Available records
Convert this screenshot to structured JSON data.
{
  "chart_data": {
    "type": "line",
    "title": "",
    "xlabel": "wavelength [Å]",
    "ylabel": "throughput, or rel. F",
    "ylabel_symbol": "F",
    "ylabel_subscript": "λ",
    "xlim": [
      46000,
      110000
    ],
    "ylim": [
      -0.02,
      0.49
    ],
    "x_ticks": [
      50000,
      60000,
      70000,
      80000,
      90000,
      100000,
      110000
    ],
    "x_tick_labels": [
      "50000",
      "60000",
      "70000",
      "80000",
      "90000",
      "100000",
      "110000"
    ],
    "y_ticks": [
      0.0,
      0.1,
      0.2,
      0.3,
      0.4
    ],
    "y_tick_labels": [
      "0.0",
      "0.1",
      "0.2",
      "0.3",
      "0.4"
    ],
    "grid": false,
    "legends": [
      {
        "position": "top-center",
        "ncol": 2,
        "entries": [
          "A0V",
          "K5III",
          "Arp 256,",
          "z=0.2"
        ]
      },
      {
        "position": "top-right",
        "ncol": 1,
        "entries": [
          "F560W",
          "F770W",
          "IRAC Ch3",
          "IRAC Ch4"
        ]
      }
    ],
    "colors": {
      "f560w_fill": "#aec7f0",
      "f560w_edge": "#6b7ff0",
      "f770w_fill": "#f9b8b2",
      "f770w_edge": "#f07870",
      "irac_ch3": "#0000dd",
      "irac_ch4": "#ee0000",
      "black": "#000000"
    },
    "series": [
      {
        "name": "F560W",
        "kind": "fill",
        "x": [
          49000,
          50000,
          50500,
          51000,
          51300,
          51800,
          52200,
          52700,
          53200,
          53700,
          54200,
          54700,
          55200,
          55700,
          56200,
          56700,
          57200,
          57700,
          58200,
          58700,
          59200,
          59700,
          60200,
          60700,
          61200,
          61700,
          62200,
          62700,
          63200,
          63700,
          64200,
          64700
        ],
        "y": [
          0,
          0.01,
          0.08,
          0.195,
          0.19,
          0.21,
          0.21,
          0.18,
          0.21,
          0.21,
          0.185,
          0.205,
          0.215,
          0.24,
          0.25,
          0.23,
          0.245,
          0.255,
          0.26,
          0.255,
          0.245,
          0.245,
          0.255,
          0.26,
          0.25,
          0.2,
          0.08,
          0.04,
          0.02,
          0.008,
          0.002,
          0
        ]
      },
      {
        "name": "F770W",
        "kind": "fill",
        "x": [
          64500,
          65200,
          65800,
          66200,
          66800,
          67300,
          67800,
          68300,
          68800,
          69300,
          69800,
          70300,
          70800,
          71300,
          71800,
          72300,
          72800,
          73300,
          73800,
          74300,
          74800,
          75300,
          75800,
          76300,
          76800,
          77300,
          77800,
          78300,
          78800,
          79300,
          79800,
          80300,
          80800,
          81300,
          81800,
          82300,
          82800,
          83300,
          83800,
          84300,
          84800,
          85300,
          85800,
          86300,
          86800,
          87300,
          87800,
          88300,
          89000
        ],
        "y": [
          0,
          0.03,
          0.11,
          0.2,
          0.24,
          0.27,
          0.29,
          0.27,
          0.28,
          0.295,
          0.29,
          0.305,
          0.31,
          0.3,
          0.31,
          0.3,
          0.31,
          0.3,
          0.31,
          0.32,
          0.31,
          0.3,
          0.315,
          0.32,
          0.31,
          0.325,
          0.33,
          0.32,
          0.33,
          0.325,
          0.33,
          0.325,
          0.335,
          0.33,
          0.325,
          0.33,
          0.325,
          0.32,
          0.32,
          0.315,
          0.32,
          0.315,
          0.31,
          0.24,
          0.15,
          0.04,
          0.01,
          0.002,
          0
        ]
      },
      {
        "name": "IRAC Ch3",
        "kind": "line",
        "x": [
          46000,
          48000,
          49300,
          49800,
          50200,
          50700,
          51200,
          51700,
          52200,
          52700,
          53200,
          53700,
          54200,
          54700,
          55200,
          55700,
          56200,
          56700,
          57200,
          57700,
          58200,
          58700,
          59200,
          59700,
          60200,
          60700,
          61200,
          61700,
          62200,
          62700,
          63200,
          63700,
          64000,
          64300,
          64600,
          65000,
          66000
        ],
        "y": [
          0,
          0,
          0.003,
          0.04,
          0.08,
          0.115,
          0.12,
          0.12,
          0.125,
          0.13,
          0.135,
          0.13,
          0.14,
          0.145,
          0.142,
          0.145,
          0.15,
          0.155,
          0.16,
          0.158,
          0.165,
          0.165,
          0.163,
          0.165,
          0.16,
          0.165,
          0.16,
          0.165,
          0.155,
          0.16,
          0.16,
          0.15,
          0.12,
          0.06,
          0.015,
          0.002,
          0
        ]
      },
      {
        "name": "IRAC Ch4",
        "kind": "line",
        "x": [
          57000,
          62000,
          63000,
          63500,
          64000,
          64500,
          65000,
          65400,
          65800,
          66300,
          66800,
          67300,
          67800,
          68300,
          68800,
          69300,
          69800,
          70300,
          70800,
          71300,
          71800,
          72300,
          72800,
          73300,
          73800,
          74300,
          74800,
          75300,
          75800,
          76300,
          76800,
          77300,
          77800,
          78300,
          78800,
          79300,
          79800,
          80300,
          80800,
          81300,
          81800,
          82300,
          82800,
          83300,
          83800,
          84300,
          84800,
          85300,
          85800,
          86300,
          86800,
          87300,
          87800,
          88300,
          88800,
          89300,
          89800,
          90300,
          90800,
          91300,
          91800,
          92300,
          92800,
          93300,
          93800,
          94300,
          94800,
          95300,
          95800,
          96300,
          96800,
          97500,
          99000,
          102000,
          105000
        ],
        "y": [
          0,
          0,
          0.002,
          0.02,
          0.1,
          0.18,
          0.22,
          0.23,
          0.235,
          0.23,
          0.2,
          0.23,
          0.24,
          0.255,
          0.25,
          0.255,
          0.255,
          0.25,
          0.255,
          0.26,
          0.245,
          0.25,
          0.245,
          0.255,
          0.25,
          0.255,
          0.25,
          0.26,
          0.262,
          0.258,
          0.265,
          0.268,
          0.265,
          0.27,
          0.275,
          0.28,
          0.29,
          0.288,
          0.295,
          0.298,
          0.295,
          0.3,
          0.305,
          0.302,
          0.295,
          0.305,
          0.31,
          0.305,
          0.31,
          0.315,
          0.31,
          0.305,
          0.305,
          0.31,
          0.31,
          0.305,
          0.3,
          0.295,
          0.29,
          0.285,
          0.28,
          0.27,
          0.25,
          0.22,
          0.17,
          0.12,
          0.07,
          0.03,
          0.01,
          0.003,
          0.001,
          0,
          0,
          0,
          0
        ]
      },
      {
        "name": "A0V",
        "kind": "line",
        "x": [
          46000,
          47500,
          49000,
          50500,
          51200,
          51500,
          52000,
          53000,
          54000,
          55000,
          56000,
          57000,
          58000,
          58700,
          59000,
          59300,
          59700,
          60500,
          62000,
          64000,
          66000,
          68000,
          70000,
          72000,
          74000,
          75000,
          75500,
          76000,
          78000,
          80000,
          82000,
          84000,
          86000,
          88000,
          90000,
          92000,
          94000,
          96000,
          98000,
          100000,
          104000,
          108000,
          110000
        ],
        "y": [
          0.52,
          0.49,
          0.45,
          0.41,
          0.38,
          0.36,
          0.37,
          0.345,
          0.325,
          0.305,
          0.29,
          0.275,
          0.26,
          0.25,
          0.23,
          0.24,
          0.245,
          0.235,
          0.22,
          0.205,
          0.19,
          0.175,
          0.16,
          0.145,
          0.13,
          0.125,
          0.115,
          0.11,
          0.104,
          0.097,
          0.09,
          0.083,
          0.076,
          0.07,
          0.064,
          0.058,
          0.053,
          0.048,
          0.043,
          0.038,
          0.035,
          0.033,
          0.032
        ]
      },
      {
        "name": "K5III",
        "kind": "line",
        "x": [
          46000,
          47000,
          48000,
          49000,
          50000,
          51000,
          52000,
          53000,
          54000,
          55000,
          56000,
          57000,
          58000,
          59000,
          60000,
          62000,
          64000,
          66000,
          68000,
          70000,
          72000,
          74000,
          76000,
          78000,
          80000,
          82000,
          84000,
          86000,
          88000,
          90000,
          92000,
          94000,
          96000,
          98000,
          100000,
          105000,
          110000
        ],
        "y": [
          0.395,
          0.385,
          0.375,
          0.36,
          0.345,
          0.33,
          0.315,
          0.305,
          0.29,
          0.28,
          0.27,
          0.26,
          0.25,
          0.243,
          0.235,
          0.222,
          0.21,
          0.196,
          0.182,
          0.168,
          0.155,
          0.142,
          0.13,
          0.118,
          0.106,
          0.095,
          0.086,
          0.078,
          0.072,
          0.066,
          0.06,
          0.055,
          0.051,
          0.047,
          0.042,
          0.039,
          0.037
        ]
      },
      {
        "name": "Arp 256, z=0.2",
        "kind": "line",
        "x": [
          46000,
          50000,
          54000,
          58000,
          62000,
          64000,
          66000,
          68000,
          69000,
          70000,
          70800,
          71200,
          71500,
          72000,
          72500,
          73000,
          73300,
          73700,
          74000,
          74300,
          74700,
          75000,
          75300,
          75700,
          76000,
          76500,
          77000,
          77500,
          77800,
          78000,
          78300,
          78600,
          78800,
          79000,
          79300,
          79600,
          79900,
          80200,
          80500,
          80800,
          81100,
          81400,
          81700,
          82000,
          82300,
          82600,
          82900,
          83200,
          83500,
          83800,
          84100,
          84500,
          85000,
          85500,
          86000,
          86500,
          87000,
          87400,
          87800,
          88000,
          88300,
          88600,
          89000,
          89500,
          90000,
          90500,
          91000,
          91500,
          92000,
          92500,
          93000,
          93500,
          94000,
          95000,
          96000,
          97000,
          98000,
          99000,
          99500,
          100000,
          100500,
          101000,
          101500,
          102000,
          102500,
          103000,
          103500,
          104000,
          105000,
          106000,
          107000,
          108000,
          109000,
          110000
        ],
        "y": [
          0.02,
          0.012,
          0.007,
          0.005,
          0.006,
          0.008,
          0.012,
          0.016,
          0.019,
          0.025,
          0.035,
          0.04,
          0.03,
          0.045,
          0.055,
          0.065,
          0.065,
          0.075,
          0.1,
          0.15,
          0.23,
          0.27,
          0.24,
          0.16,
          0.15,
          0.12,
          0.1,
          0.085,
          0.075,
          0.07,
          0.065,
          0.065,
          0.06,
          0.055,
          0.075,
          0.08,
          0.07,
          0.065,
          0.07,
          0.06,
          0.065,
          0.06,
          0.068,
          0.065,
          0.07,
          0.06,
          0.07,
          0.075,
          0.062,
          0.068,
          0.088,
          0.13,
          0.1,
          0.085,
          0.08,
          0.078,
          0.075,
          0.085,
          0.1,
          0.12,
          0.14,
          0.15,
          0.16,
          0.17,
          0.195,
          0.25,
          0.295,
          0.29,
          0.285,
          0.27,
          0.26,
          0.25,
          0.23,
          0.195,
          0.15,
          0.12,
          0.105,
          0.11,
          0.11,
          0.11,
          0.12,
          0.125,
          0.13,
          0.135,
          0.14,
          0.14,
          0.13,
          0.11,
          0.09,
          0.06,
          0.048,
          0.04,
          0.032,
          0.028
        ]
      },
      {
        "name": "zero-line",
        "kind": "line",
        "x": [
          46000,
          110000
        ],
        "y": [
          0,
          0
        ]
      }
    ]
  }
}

Written task
Lines containing the word "name" must all be returned from the material above.

Written answer
        "name": "F560W",
        "name": "F770W",
        "name": "IRAC Ch3",
        "name": "IRAC Ch4",
        "name": "A0V",
        "name": "K5III",
        "name": "Arp 256, z=0.2",
        "name": "zero-line",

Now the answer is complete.